(PROBLEMS AND TASKS):
a) Answer these questions about the sabbatical passage:
(i) Which blog series is given as an example of a deep-dive?
(ii) What two things turned out harder than expected?
(iii) Besides "whatever the project of the day was," what topics came up in dinner time conversations with family?
b) Duplicate the portion of the sabbatical passage starting at "What Didn’t Go" and ending at "be a waste.".

For at least the first few months, I was really able to clear my mind and let my imagination run free. I enjoyed reading, writing, and connecting with different people, and exploring different ideas.

I also really enjoyed my deep-dives, for example, the Brain and AI blog Series. I realized that learning new topics, and about new technologies and how they might be utilized in the world is something that I really enjoy doing and ultimately led me to conceptualizing Unigram Labs.

An early version of that type of work was a blog series I did with a friend (and Unigram Advisor) on Conversational AI.

What Didn’t Go Well

It was much harder than I thought to both a) pick a direction and b) get traction with any of my own ideas.

I felt like if I could not find the next big entrepreneurial venture or start-up of my own this phase was going to be a waste.

And having been busy my whole career and life, it was tough to let all of that go. Aside from a few weeks at the beginning there really wasn’t a time where I didn’t have some advising/consulting work (even in the first 3 months). And after the first 3 months, my days got busier and busier till I was pretty much full-time advising, consulting, and exploring a number of projects.

What I Would do Different

When I took the sabbatical I didn't know if it would be 3 months, 6 months, or more. If I had a sense that I would have taken 15 months and then would have gotten into something full-time, I would have tried to take more down-time — completely dedicated, unplugged-type downtime.

And if it were not pandemic time, I would have enjoyed traveling and having that type of downtime elsewhere.

And while I did do more reading, writing, meditation, and exercise — I think I would have allowed myself to indulge in some more play and hobby-time type fun.

My Take

First, I’m very grateful to have had the opportunity to take this time. It's a luxury and an extraordinary blessing and I am very appreciative to have had this time. I’m also grateful for my family’s support — having me around with idle hands was not an easy task — and they endured many dinner time conversations around the brain, AI, Africa, and Central Asia, or whatever the project of the day was.

Second, I expected the path to be easier — to be more linear and more clear. I always told myself if I had the time and focus I would be able to do XYZ. Well, coming up with XYZ was harder than I thought — even with more time and fewer distractions.

(Data entries)

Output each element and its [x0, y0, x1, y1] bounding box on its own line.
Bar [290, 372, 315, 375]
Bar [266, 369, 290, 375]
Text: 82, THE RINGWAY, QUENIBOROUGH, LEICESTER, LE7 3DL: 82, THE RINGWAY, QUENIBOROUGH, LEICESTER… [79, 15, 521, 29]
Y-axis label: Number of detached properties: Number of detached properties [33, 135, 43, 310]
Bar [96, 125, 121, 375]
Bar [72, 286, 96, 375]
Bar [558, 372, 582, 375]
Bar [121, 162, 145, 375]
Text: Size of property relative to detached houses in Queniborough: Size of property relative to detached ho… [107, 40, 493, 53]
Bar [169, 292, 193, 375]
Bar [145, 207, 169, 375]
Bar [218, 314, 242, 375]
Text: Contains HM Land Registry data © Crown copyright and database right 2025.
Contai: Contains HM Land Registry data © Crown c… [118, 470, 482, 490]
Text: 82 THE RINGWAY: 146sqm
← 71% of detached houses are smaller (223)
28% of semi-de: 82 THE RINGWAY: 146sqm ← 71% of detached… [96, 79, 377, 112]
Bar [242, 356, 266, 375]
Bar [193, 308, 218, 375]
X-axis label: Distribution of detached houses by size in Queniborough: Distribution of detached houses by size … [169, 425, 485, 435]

(ANSWERS FOR EACH ITEM):
a)
(i) The Brain and AI blog Series.
(ii) Picking a direction and getting traction with any of the author's own ideas.
(iii) The brain, AI, Africa, and Central Asia.

b)
What Didn’t Go Well

It was much harder than I thought to both a) pick a direction and b) get traction with any of my own ideas.

I felt like if I could not find the next big entrepreneurial venture or start-up of my own this phase was going to be a waste.